▶ Consignes:
(a) Dans le texte sur la cure de Chopin, combien de semaines durait le traitement de base ?
(b) Recopiez, dans le texte sur la cure de Chopin, le passage situé entre "Par contre, nous" et "manufacture de papier.", ces deux extraits compris.

----- Source -----

"Les eaux ferrugineuses que les curistes absorbaient tout au long de la journée, associées à des douches chaudes et à une cure de petit-lait, constituaient le traitement de base qui durait cinq semaines et était censé guérir les affections pulmonaires." (M.P. Rambeau)
Dans sa lettre à Wilhem Kolberg du 18 août 1826 (voir ci-dessus), Chopin décrit les rituels de la cure et son emploi du temps :
"Le matin au plus tard à 6 heures, tous les curistes se réunissent autour de la source. Un orchestre d'instruments à vent formé par quelques caricatures en tous genres (...), ce mauvais orchestre joue tandis que les Kur-Gaeste se promènent lentement. Ha ! que voilà une belle redoute ou plutôt une mascarade, car, bien que ces baigneurs ne portent pas de masques, beaucoup d'entre eux s'abusent les uns les autres et certains se laisseraient pendre s'il était de bonne compagnie de le faire. Cette promenade se fait dans une charmante allée reliant l'Anstalt à la ville. Elle dure plus ou moins selon le nombre de verres qu'il faut absorber et en général se prolonge jusqu'à huit heures du matin. Après, chacun rentre chez soi pour déjeuner. Le plus souvent, je me promène ensuite. Je marche jusqu'à midi, moment où l'on dîne pour se rendre immédiatement après à la source. Après midi, plus grande mascarade encore que le matin car chacun s'est paré et se montre dans un autre costume. De nouveau, la musique sévit et l'on se promène jusqu'au soir. Comme je ne bois que deux verres de Laubrunnn pendant l'après-midi, je rentre alors aussitôt pour la collation. Bientôt après, je me couche."
Certaines promenades lui sont interdites, en raison de son état de santé, comme par exemple le célèbre mont Szczeliniec Wielki (qu'il nomme dans ses lettres le Heuscheuer). Il espère se rendre sur le Hohemenze, c'est à dire le fameux sommet d'Orlica.
Par contre, nous savons qu'il est allé sur une montagne appelée Einsiedelei, où se trouve un ermitage. Celui-ci se situait près de la chapelle votive de la Trinité, construite au-dessus de la ville sur le Mont Rozalii après l'épidémie de 1680.
On suppose, d'après les récits de Ludwika, qu'il visita également le moulin classé à la limite de la ville, qui était une manufacture de papier.
C'est naturellement le premier concert public à l'étranger du jeune homme de seize ans qui fut le plus largement commenté aux Bains, où trois ans plus tôt, s'était produit le jeune Mendelssohn âgé de 14 ans. Le but en était la bienfaisance, bien que les circonstances n'en soient pas claires. Le "Courrier de Varsovie" n° 22 d'août 1826 écrit :
Un jeune artiste polonais, Fryderyk Chopin, sur l'ordre des docteurs de Varsovie, séjourne à Reinertz depuis quelques temps pour rétablir sa santé. Alors que plusieurs enfants se sont retrouvés orphelins après la mort de leur père, venu en cure, M. Chopin, encouragé par une personne qui connaît son talent, a donné deux concerts à leur bénéfice, qui lui ont valu beaucoup d'éloges et ont procuré à ces malheureux un grand soutien. Cet adolescent s'est fait entendre maintes fois à Varsovie, et, chaque fois, il a suscité l'admiration que mérite au plus haut point son talent.

----- Données fournies -----

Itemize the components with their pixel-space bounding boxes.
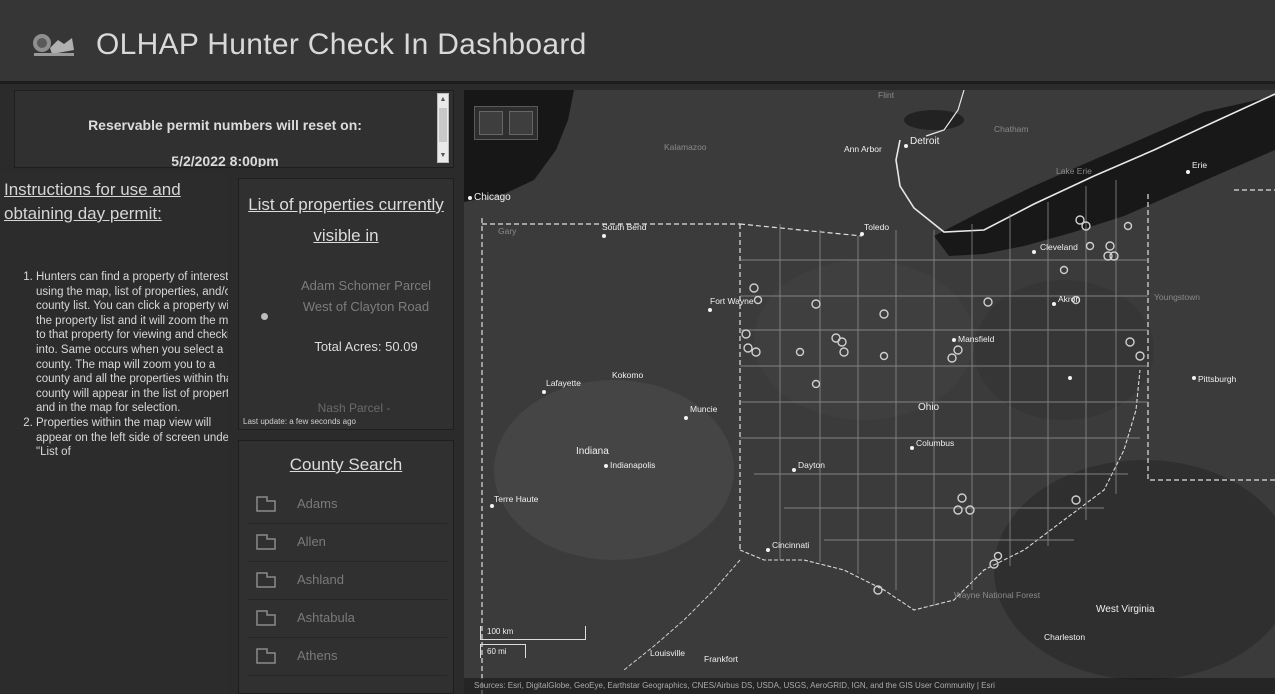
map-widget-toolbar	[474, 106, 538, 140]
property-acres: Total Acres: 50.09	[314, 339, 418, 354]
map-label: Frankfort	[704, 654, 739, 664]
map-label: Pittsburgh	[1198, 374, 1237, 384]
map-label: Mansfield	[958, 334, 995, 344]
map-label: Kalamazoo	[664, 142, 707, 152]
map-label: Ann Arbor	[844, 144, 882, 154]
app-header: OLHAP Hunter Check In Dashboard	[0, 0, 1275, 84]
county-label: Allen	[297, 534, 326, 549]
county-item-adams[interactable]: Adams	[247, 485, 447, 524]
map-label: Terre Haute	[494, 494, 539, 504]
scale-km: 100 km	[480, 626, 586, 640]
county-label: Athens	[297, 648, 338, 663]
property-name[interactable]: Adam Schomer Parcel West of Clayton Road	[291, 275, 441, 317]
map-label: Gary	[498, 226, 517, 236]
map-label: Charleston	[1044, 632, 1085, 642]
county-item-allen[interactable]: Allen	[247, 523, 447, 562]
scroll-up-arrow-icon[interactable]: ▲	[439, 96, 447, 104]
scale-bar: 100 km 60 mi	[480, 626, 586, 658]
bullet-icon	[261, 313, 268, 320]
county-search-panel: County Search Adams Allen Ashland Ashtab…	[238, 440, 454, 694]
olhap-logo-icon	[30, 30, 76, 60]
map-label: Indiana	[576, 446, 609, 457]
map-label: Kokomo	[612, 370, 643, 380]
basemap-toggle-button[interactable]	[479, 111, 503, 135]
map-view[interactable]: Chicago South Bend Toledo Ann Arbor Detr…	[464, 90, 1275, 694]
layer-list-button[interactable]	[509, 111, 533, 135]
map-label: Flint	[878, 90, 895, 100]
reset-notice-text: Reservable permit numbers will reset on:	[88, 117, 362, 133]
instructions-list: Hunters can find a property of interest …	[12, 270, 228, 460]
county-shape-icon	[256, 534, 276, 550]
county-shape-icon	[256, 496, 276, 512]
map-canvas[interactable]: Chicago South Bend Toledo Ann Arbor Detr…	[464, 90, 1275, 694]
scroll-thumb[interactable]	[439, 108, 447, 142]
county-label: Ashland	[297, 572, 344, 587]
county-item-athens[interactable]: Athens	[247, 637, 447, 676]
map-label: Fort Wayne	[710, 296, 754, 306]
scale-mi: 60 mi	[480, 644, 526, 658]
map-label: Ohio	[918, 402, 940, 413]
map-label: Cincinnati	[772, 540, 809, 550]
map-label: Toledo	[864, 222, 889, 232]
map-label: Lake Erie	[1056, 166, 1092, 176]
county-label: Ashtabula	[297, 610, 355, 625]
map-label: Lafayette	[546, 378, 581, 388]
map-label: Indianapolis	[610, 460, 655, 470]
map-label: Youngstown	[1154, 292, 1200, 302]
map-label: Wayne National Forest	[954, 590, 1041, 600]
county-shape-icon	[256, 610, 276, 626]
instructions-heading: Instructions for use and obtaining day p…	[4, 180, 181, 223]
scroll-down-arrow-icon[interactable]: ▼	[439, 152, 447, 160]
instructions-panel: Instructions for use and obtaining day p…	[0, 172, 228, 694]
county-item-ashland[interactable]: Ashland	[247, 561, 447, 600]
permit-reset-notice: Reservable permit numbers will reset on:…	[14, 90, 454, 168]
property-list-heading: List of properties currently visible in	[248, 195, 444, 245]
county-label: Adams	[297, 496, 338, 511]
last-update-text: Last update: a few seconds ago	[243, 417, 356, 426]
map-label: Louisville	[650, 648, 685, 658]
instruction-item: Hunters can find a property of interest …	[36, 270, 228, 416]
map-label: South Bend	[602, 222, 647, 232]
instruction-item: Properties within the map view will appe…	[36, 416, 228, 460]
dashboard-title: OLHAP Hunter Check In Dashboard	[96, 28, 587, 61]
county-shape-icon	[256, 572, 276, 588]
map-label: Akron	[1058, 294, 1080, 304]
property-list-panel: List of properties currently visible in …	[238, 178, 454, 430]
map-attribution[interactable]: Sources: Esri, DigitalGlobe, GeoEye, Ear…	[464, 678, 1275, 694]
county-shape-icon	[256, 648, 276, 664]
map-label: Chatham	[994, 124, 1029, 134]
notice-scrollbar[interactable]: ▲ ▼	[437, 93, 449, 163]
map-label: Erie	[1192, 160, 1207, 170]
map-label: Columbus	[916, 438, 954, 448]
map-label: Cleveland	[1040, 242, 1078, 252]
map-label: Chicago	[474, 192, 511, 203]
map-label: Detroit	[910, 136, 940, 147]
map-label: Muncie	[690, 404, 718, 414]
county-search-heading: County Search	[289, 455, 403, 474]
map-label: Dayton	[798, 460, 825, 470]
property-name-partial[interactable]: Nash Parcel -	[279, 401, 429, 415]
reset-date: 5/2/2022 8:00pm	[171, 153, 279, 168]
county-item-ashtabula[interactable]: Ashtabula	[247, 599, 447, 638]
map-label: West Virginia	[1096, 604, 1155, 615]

-----

▶ Réponses:
(a) Cinq semaines.

(b)
Par contre, nous savons qu'il est allé sur une montagne appelée Einsiedelei, où se trouve un ermitage. Celui-ci se situait près de la chapelle votive de la Trinité, construite au-dessus de la ville sur le Mont Rozalii après l'épidémie de 1680.
On suppose, d'après les récits de Ludwika, qu'il visita également le moulin classé à la limite de la ville, qui était une manufacture de papier.